Problem to work on: Below are some records; reproduce every one of them exactly.

Data listing:
_ _ _
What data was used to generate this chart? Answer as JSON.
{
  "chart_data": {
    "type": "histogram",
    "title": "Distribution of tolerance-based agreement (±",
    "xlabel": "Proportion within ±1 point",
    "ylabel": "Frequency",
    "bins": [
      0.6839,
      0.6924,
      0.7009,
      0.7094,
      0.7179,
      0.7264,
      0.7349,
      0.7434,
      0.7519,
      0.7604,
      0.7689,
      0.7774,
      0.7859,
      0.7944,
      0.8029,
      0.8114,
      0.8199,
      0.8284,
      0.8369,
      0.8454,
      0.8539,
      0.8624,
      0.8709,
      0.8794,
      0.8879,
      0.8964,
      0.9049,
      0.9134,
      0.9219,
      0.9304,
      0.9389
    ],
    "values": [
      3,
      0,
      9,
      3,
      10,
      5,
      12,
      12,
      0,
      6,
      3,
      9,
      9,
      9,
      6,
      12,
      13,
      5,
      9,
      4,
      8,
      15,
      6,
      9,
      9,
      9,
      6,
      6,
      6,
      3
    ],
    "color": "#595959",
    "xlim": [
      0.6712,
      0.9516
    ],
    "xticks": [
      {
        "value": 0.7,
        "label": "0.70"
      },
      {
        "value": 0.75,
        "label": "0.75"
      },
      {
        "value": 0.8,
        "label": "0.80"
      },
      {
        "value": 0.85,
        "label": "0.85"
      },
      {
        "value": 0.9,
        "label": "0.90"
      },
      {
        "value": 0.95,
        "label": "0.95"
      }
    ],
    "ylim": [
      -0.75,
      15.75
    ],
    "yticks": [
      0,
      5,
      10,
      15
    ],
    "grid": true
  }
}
_ _ _
Response to this exercise:
What data was used to generate this chart? Answer as JSON.
{
  "chart_data": {
    "type": "histogram",
    "title": "Distribution of tolerance-based agreement (±",
    "xlabel": "Proportion within ±1 point",
    "ylabel": "Frequency",
    "bins": [
      0.6839,
      0.6924,
      0.7009,
      0.7094,
      0.7179,
      0.7264,
      0.7349,
      0.7434,
      0.7519,
      0.7604,
      0.7689,
      0.7774,
      0.7859,
      0.7944,
      0.8029,
      0.8114,
      0.8199,
      0.8284,
      0.8369,
      0.8454,
      0.8539,
      0.8624,
      0.8709,
      0.8794,
      0.8879,
      0.8964,
      0.9049,
      0.9134,
      0.9219,
      0.9304,
      0.9389
    ],
    "values": [
      3,
      0,
      9,
      3,
      10,
      5,
      12,
      12,
      0,
      6,
      3,
      9,
      9,
      9,
      6,
      12,
      13,
      5,
      9,
      4,
      8,
      15,
      6,
      9,
      9,
      9,
      6,
      6,
      6,
      3
    ],
    "color": "#595959",
    "xlim": [
      0.6712,
      0.9516
    ],
    "xticks": [
      {
        "value": 0.7,
        "label": "0.70"
      },
      {
        "value": 0.75,
        "label": "0.75"
      },
      {
        "value": 0.8,
        "label": "0.80"
      },
      {
        "value": 0.85,
        "label": "0.85"
      },
      {
        "value": 0.9,
        "label": "0.90"
      },
      {
        "value": 0.95,
        "label": "0.95"
      }
    ],
    "ylim": [
      -0.75,
      15.75
    ],
    "yticks": [
      0,
      5,
      10,
      15
    ],
    "grid": true
  }
}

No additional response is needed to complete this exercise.